> **The problem**: Using the listing below, report all lines holding the word "this".

> **Material to process**:
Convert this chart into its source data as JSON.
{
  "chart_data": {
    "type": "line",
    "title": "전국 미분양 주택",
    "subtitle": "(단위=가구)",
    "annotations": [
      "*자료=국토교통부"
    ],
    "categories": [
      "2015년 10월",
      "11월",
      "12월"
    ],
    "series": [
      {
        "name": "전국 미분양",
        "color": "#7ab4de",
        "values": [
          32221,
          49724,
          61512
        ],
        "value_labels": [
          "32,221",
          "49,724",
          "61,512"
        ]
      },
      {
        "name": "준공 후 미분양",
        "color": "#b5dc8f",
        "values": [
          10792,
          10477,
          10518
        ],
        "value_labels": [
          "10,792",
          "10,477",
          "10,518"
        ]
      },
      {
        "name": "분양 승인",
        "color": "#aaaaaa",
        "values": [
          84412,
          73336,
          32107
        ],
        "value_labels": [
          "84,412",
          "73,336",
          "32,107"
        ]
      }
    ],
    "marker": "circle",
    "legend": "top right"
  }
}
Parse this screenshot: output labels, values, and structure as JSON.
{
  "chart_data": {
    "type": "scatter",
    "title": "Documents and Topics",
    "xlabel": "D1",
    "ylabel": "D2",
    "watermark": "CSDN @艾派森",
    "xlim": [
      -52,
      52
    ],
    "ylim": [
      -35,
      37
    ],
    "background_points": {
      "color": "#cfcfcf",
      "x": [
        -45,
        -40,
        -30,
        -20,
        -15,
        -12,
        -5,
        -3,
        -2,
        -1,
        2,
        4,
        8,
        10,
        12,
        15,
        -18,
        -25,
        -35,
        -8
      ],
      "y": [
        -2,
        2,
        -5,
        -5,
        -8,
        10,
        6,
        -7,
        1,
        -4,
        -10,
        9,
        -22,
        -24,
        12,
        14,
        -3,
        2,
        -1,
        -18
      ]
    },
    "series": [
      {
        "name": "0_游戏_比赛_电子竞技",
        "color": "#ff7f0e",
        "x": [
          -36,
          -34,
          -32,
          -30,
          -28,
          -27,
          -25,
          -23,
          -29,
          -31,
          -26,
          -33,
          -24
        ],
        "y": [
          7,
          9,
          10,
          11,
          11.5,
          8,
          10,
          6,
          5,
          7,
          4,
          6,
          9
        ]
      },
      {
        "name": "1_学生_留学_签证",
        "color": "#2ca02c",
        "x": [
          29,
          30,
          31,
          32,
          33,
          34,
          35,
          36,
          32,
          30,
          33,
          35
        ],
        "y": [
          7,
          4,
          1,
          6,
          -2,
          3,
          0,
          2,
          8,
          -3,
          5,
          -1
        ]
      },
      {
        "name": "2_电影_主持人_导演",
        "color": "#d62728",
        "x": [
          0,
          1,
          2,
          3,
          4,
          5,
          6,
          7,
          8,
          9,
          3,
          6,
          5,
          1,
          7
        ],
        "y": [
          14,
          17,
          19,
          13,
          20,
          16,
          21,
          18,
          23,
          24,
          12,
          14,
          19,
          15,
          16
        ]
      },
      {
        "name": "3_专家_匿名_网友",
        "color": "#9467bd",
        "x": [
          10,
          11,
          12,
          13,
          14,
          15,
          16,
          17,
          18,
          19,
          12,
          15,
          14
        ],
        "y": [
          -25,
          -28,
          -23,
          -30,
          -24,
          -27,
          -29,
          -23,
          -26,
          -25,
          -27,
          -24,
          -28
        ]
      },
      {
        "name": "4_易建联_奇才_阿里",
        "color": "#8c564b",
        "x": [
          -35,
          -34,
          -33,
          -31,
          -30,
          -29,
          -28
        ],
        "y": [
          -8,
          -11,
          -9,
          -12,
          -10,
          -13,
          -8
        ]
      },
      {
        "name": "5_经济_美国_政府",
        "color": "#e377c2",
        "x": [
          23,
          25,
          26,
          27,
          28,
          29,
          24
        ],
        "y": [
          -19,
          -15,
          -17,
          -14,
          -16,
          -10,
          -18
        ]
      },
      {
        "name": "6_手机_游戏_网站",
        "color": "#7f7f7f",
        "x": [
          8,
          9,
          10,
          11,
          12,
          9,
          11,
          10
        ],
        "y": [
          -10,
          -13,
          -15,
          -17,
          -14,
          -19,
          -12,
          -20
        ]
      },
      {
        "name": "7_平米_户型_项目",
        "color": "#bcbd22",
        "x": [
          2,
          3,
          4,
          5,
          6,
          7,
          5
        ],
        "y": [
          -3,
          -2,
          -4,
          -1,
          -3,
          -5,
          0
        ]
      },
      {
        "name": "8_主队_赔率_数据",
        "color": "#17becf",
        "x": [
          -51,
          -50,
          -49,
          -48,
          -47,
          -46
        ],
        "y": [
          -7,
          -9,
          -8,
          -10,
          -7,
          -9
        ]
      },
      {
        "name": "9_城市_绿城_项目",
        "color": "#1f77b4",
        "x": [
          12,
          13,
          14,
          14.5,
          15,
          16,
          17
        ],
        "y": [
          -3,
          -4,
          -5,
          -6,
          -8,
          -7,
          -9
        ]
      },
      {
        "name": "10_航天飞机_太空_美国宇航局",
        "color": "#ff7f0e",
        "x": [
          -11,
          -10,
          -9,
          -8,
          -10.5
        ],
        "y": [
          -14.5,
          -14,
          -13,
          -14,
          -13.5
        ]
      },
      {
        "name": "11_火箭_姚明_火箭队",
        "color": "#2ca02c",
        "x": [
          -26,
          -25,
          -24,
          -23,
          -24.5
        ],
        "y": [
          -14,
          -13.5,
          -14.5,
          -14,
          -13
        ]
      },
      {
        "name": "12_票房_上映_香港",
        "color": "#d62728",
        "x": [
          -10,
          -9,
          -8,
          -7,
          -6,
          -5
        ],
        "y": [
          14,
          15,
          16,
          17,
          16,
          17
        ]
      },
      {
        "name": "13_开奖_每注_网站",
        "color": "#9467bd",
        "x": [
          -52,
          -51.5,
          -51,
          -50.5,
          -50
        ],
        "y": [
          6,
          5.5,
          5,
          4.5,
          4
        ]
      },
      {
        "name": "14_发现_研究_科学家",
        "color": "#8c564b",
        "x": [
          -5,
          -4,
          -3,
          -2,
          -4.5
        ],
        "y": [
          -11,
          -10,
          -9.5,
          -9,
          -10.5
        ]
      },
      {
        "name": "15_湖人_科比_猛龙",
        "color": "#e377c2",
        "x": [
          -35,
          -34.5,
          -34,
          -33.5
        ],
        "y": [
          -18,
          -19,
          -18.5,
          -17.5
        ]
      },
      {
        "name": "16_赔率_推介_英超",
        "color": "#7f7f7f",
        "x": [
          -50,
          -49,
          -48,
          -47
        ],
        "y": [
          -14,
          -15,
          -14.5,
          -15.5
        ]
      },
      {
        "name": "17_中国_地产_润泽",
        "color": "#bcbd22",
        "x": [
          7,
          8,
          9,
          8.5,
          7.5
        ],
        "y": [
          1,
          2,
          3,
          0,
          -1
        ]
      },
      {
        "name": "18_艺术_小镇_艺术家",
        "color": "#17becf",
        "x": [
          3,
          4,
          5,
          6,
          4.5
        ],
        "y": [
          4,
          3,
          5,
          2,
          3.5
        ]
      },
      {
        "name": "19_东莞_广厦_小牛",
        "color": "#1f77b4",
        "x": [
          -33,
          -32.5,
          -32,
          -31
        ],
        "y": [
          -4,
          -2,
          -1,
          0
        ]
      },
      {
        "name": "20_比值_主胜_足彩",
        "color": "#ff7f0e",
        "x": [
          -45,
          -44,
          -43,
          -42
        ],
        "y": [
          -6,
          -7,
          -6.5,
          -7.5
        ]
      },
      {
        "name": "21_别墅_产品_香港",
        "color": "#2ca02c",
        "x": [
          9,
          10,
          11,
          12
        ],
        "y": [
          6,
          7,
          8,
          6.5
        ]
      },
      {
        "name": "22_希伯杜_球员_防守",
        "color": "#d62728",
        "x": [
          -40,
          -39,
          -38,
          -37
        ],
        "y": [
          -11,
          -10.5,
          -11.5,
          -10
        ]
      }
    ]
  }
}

> **Exercise result**:
Convert this chart into its source data as JSON.
Parse this screenshot: output labels, values, and structure as JSON.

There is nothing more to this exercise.